## WORK TO COMPLETE
Your task is to repeat the entries below exactly and to leave their images out.

## RECORD EXTRACTS
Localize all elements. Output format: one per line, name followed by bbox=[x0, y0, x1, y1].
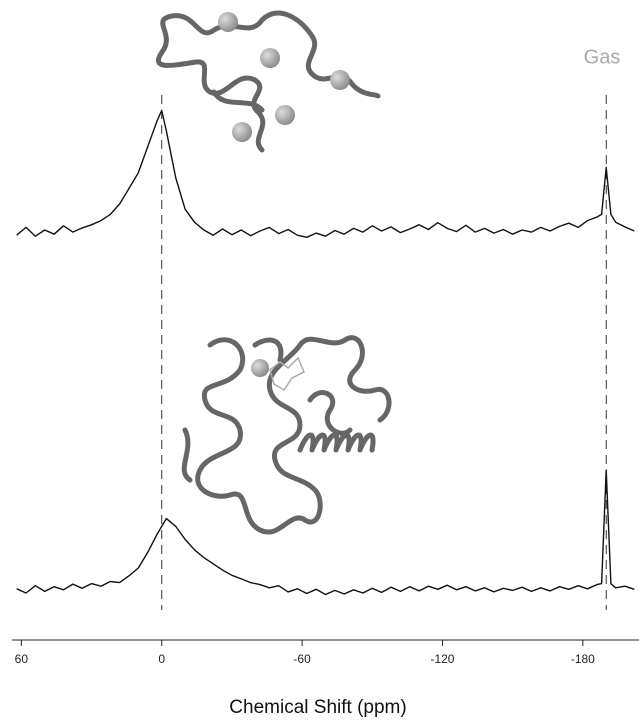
x-tick-label: -120 bbox=[430, 652, 454, 666]
x-tick-label: 60 bbox=[15, 652, 29, 666]
spectrum-line bbox=[16, 109, 635, 238]
x-axis-label: Chemical Shift (ppm) bbox=[229, 697, 406, 718]
x-tick-label: 0 bbox=[158, 652, 165, 666]
x-tick-label: -180 bbox=[571, 652, 595, 666]
unfolded-illustration bbox=[155, 10, 381, 153]
annotation: Gas bbox=[584, 46, 621, 68]
x-tick-label: -60 bbox=[293, 652, 311, 666]
spectrum-line bbox=[16, 469, 635, 596]
protein-illustration bbox=[181, 335, 392, 535]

## OUTPUT
Localize all elements. Output format: one per line, name followed by bbox=[x0, y0, x1, y1].
x-tick-label: -120 bbox=[430, 652, 454, 666]
x-tick-label: 60 bbox=[15, 652, 29, 666]
spectrum-line bbox=[16, 109, 635, 238]
x-axis-label: Chemical Shift (ppm) bbox=[229, 697, 406, 718]
x-tick-label: 0 bbox=[158, 652, 165, 666]
x-tick-label: -180 bbox=[571, 652, 595, 666]
unfolded-illustration bbox=[155, 10, 381, 153]
annotation: Gas bbox=[584, 46, 621, 68]
x-tick-label: -60 bbox=[293, 652, 311, 666]
spectrum-line bbox=[16, 469, 635, 596]
protein-illustration bbox=[181, 335, 392, 535]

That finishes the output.